→ Rows:

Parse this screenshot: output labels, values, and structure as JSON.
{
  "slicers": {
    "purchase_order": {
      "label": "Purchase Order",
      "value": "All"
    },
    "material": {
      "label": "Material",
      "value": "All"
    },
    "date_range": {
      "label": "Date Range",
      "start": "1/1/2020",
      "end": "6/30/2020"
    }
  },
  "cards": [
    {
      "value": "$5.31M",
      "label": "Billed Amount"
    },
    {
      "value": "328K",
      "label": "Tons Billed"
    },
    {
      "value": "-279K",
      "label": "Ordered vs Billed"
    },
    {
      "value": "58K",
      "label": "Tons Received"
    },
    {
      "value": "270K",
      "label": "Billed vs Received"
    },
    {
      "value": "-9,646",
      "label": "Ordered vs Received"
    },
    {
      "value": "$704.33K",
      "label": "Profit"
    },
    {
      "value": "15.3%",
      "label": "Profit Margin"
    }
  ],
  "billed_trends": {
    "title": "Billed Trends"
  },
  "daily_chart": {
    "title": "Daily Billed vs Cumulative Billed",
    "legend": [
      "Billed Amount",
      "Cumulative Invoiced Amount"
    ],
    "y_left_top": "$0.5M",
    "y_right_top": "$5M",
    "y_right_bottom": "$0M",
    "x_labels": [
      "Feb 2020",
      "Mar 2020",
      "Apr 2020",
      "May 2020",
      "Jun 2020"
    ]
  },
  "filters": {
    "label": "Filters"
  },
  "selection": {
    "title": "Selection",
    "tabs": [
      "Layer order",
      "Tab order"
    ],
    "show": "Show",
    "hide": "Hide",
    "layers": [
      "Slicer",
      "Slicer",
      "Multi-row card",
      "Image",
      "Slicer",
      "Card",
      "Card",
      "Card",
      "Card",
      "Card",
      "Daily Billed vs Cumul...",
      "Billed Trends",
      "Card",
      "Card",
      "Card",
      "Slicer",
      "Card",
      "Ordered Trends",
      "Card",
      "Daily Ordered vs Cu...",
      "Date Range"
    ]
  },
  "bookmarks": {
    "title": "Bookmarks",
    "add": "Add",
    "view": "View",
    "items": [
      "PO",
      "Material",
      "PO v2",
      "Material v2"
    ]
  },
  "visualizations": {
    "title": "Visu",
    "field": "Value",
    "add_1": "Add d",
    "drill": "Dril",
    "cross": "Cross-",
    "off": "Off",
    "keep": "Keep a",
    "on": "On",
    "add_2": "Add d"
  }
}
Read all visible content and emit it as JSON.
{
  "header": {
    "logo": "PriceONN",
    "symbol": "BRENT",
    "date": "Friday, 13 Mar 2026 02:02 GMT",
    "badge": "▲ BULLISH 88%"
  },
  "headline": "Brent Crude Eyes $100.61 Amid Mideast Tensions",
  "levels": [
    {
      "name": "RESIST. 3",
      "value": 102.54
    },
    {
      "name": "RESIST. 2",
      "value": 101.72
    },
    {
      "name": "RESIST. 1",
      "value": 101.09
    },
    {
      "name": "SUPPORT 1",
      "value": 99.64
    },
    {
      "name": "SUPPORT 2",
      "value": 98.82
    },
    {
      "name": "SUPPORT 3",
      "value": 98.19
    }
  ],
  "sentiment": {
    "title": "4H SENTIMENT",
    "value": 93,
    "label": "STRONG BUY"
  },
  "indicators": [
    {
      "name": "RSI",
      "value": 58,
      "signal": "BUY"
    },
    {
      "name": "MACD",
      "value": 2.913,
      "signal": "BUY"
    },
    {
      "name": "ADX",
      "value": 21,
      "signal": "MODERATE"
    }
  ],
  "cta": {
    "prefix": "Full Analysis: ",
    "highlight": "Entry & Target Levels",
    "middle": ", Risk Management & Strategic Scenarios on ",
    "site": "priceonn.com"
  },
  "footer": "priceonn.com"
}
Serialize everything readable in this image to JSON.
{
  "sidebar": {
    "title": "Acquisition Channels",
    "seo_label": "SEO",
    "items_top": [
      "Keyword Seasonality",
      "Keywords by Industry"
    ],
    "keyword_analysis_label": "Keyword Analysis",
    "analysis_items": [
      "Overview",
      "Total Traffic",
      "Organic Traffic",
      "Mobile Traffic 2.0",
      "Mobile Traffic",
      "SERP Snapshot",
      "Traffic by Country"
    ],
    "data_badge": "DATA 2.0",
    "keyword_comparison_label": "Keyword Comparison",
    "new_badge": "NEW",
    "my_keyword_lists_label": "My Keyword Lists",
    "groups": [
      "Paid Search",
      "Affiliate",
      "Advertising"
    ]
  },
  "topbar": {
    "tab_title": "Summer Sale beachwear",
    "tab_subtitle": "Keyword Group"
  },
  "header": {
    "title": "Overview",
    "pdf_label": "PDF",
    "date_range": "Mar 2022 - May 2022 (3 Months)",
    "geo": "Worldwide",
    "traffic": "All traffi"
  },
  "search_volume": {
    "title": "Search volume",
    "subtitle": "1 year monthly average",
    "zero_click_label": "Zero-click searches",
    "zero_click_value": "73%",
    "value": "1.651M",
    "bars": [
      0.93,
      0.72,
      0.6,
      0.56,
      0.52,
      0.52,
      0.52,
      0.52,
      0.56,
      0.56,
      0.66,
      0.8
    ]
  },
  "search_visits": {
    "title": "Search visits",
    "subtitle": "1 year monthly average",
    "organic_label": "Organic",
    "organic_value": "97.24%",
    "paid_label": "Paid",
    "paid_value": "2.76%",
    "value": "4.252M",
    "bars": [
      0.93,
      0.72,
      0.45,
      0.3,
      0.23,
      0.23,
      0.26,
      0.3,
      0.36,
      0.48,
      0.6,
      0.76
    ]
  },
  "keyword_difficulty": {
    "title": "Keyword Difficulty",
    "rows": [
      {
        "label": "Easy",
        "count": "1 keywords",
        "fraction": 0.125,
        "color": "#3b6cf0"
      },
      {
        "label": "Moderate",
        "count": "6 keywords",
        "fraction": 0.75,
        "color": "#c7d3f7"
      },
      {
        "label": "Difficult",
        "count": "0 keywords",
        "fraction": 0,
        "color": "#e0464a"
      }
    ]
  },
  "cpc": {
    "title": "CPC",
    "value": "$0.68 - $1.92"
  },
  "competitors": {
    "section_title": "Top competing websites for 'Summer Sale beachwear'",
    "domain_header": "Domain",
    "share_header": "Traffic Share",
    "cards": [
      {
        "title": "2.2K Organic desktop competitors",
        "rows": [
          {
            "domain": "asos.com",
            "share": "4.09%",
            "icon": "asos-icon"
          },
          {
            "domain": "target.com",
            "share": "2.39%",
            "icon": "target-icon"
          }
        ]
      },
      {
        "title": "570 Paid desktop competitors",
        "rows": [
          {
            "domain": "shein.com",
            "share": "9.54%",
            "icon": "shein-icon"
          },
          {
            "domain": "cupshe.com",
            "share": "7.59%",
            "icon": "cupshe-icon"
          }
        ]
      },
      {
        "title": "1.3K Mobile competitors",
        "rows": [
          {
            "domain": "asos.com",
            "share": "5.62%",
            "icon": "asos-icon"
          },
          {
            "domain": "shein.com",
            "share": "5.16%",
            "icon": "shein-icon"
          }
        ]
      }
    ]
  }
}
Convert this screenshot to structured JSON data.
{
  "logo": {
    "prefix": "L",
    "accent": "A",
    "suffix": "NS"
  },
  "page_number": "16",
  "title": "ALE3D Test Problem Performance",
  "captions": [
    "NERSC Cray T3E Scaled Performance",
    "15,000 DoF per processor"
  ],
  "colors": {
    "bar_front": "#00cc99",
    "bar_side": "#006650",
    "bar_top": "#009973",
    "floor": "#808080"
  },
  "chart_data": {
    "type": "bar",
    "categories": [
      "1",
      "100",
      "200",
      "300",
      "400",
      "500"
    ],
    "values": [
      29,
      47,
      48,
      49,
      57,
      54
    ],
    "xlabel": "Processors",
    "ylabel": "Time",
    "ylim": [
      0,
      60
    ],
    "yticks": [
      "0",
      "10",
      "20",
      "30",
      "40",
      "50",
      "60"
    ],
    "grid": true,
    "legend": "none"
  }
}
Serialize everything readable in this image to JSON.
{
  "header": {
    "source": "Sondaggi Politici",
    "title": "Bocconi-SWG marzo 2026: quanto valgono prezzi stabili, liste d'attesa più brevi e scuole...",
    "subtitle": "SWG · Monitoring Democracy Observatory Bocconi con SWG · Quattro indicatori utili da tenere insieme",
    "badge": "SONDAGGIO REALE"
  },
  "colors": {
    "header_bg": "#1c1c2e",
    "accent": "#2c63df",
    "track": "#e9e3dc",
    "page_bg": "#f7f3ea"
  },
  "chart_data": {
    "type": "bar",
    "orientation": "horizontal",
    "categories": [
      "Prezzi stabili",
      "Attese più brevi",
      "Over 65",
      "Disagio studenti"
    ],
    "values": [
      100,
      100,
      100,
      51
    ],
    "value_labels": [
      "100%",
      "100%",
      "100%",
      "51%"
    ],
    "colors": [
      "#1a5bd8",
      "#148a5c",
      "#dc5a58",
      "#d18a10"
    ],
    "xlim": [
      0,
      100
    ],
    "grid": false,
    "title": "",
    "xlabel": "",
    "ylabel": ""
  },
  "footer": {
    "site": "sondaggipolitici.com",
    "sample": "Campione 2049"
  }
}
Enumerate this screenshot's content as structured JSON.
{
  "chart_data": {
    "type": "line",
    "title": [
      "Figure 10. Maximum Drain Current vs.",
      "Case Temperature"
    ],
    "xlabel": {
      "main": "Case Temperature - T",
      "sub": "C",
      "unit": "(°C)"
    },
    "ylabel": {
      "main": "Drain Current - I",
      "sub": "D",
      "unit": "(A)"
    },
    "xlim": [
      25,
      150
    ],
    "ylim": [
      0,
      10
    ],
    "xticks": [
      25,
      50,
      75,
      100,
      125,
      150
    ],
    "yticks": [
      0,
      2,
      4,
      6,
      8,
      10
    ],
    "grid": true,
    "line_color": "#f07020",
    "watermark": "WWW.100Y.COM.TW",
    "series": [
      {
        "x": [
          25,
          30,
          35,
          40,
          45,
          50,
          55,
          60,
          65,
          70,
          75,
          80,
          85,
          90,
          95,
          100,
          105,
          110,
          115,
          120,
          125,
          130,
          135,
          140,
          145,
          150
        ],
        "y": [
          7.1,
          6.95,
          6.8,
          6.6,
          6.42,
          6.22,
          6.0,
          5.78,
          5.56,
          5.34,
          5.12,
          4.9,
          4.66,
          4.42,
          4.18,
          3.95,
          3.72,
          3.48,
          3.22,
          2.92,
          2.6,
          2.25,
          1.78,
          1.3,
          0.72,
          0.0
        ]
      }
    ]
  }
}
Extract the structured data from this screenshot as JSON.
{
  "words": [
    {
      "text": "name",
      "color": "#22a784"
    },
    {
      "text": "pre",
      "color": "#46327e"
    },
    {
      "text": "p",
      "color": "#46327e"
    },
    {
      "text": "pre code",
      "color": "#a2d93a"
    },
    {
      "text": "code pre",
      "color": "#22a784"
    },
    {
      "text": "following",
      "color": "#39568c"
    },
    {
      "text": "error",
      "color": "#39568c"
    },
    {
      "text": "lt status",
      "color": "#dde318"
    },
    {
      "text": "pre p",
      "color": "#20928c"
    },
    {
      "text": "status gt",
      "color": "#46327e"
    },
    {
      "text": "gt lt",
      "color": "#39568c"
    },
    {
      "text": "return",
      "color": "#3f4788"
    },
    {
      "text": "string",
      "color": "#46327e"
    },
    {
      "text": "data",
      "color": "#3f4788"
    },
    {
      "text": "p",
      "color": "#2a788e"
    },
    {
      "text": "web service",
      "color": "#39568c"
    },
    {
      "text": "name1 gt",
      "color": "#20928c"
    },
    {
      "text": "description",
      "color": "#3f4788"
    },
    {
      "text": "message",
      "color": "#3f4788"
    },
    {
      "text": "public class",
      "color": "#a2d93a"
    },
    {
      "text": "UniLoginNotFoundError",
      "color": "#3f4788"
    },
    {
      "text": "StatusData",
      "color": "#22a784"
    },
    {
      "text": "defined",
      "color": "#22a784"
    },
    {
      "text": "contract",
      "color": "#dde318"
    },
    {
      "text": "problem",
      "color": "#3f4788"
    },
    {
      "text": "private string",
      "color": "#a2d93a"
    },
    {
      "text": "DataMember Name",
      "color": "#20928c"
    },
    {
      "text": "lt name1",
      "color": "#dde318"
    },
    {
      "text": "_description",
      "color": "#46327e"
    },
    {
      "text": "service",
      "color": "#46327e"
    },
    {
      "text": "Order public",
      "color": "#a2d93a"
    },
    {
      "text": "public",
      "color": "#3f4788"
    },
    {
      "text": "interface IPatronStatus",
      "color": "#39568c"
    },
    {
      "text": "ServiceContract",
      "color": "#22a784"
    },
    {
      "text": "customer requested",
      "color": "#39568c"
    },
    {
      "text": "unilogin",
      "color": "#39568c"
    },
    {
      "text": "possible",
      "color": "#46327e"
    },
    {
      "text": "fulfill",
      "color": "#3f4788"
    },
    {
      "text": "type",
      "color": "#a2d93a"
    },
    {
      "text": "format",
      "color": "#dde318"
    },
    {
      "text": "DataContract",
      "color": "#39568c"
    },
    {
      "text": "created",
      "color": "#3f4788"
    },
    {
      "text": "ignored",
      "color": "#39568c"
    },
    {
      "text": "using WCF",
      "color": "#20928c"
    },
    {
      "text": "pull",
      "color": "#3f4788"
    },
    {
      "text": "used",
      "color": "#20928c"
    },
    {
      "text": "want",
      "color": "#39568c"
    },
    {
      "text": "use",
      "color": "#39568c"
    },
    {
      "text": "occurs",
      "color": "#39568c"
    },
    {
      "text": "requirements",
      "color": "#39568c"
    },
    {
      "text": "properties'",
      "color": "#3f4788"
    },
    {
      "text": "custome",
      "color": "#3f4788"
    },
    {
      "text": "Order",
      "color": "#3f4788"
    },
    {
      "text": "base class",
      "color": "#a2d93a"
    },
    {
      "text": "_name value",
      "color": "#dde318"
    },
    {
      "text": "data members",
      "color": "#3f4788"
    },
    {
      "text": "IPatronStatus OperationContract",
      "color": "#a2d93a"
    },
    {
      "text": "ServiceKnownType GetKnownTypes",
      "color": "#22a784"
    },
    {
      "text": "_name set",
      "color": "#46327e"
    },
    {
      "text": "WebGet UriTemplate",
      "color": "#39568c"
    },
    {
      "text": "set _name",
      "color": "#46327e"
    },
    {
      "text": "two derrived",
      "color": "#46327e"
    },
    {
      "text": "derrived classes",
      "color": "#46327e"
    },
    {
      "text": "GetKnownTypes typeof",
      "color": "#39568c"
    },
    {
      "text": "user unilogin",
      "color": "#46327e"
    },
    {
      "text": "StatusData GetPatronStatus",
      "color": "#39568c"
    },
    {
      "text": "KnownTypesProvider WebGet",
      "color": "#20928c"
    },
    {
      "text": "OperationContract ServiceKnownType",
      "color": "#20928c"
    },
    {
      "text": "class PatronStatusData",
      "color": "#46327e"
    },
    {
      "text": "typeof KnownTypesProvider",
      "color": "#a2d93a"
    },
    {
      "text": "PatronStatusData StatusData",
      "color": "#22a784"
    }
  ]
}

→ Problem description:
Copy out every line of the data that includes the word "Case".

→ Exercise result:
      "Case Temperature"
      "main": "Case Temperature - T",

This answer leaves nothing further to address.